### Given data
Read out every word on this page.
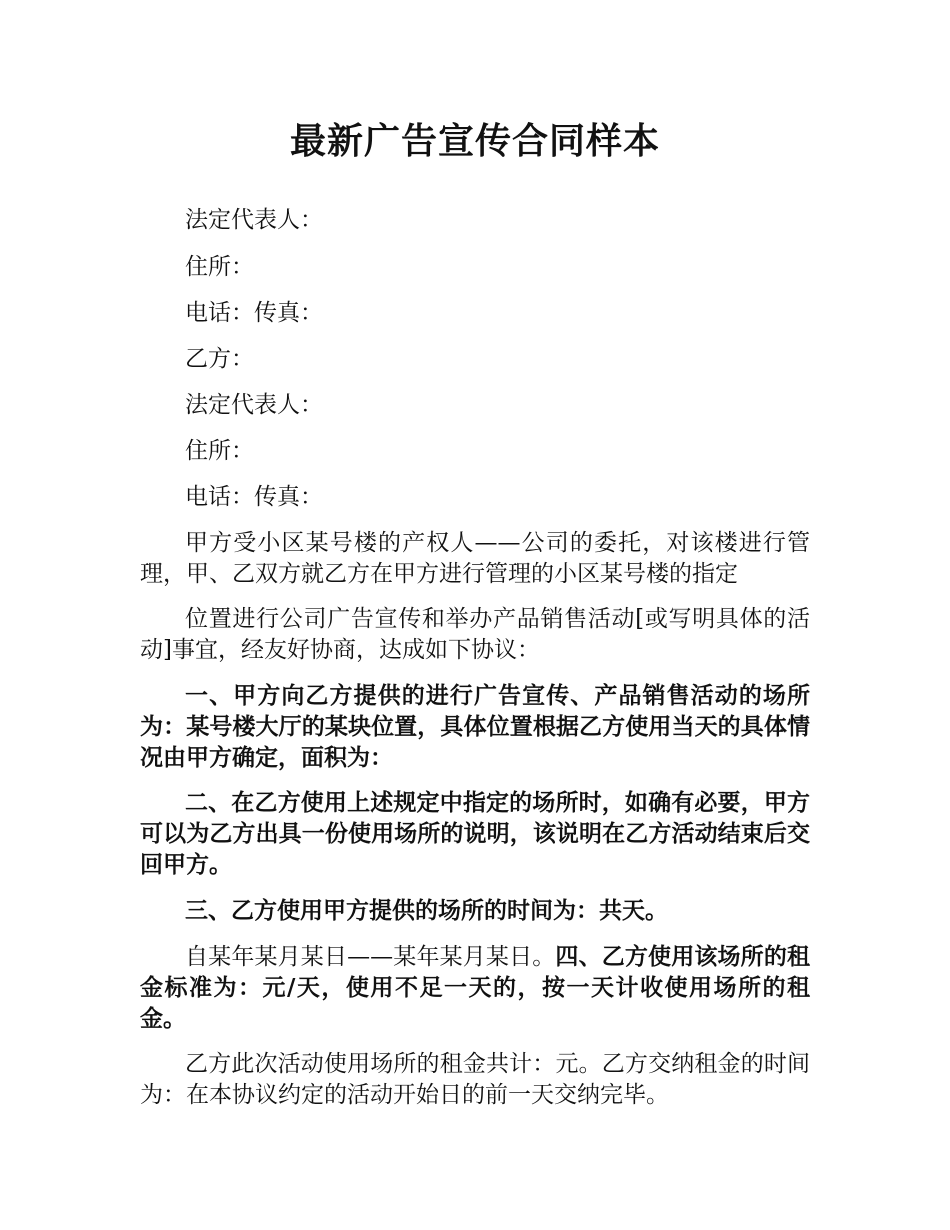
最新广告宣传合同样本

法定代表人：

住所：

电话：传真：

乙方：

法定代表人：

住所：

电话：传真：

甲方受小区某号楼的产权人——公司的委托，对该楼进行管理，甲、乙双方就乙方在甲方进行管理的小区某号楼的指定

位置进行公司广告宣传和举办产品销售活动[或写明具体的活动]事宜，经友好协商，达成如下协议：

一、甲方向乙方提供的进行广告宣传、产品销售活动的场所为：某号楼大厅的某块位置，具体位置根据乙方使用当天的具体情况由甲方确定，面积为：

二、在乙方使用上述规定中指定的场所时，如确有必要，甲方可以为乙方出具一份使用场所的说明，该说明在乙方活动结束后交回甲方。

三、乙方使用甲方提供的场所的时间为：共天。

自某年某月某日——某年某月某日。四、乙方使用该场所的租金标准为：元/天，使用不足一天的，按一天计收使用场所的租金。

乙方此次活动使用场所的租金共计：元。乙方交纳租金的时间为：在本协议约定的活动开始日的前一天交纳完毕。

### What the exercise asks
Transcribe the material as is, with images omitted.

### Output for this exercise
Read out every word on this page.
最新广告宣传合同样本

法定代表人：

住所：

电话：传真：

乙方：

法定代表人：

住所：

电话：传真：

甲方受小区某号楼的产权人——公司的委托，对该楼进行管理，甲、乙双方就乙方在甲方进行管理的小区某号楼的指定

位置进行公司广告宣传和举办产品销售活动[或写明具体的活动]事宜，经友好协商，达成如下协议：

一、甲方向乙方提供的进行广告宣传、产品销售活动的场所为：某号楼大厅的某块位置，具体位置根据乙方使用当天的具体情况由甲方确定，面积为：

二、在乙方使用上述规定中指定的场所时，如确有必要，甲方可以为乙方出具一份使用场所的说明，该说明在乙方活动结束后交回甲方。

三、乙方使用甲方提供的场所的时间为：共天。

自某年某月某日——某年某月某日。四、乙方使用该场所的租金标准为：元/天，使用不足一天的，按一天计收使用场所的租金。

乙方此次活动使用场所的租金共计：元。乙方交纳租金的时间为：在本协议约定的活动开始日的前一天交纳完毕。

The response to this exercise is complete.